= Estratto del testo =
*****
Mi ha svegliato anche a me. Ma ho pensato fossero i nostri soffioni boraciferi. Alle 7 mi è presa malissimo quando ho sentito e capito. Ti ho mandato un sms ed ho rintracciato un mio amico fotografo che era la per lavoro, e piangeva. E poi hai risposto, per fortuna. Ma il cuore era sempre più gonfio,ed a un certo punto è stata una alluvione di lacrime.Da ragazzo prevaleva l'incazzatura (in friuli andammo volontari, facemmo i comtati autogestiti di tendopoli, e con LC campagna per versare il bollo auto direttamente ai comitati...)adesso il magone, il dolore. Però il cuore non vacilla Manuela, stai tranquilla, ce la faremo anche questa volta, che abruzzesi e maremmani sono una razza e una faccia. Un abbraccio fortissimo e un grazie enorme per quel che hai scritto.

Nina ha detto...

Sarei partita con la protezione civile ma da lunedì dopo tanto ho trovato lavoro....un abbraccio forte

tozzi ha detto...

lettera dal terremoto

Questa lettera è vera. Trovata sulla scrivania di uno studio legale un paio di giorni fa. Seguiva il classico scambio di lettere fra avvocati riguardante liti fra vicini, di quelle inutili, che non portano da nessuna parte. Mi è sembrata sintetizzare appieno il pensiero dell'Italia che, quando vuole, sa aprire gli occhi. Salvo poi richiuderli il prima possibile. Ma in fondo si è eroi anche se per un solo istante, uno solo, si è capito tutto....

"yyy, 6 Aprile 2009
Gentili avvocati e signori XXX salve.
Volevo scrivere solo poche righe di mio pugno. Avevamo buttato giù con i nostri avvocati una lettera di risposta alla vostra Ultima. Aprendo i giornali questa mattina e poi vedendo in tv il disastro avvenuto in Abruzzo questa notte nel cuore ho avuto la voglia di scrivervi.
Ci sono stati 170/180 morti a causa di questo terremoto. Migliaia di persone hanno perso oltre la propria casa tutto ciò che avevano, vi è gente ancora dispersa sotto le macerie.
NOI cosa facciamo discutiamo e siamo pronti a farci del male per pochi metri di terra o per una fogna in comune. Che squallore. Anche le nostre case hanno sentito la scossa, e se fosse capitato a noi siccome non abbiamo buoni rapporti ci saremmo astenuti dall'aiutarci o soccorrerci. Ripeto ancora che squallore. I soccorsi e i volontari si sono mobilitati da tutta Italia, e noi che abitiamo attaccati siamo pronti a sbranarci.
Mi ha fatto molto riflettere anche il fatto che questa situazione la vivano di riflesso i nostri figli. I due piccolini di 5 e 6 anni si sono sentiti dire che non potrevano giocare insieme, ma senza un perchè. Nella loro innocenza giocavano a pallavolo facendo del muro che ci separa la rete, e complottando il modo di vedersi.
*****
= Materiale fornito =
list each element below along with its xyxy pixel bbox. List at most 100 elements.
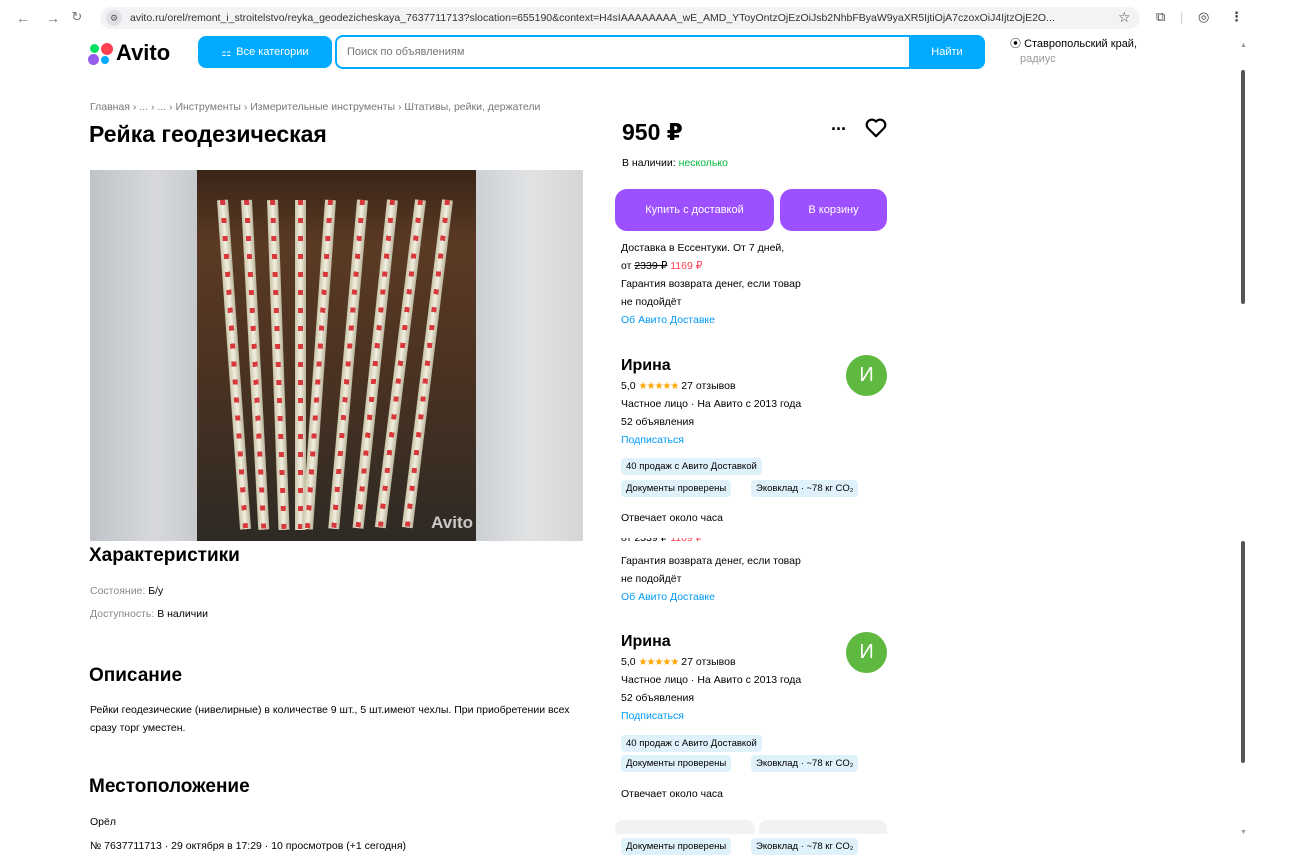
*****
= Cosa farai =
1. Dove è stata trovata la lettera riportata nel testo sul terremoto?
2. Trascrivi fedelmente dal testo sul terremoto il passo che comincia con "tozzi ha detto..." e termina con "signori XXX salve.".
3. Secondo il testo sul terremoto, perché chi firma la lettera ha sentito il bisogno di scrivere di suo pugno agli avvocati e ai vicini?
Il materiale non ha alcun legame con il testo sul terremoto.

= Risposte ai compiti =
1. Sulla scrivania di uno studio legale, un paio di giorni prima.

2.
tozzi ha detto...

lettera dal terremoto

Questa lettera è vera. Trovata sulla scrivania di uno studio legale un paio di giorni fa. Seguiva il classico scambio di lettere fra avvocati riguardante liti fra vicini, di quelle inutili, che non portano da nessuna parte. Mi è sembrata sintetizzare appieno il pensiero dell'Italia che, quando vuole, sa aprire gli occhi. Salvo poi richiuderli il prima possibile. Ma in fondo si è eroi anche se per un solo istante, uno solo, si è capito tutto....

"yyy, 6 Aprile 2009
Gentili avvocati e signori XXX salve.

3. Perché quella mattina, aprendo i giornali e poi vedendo in tv il disastro avvenuto in Abruzzo durante la notte, ha sentito nel cuore la voglia di scrivere.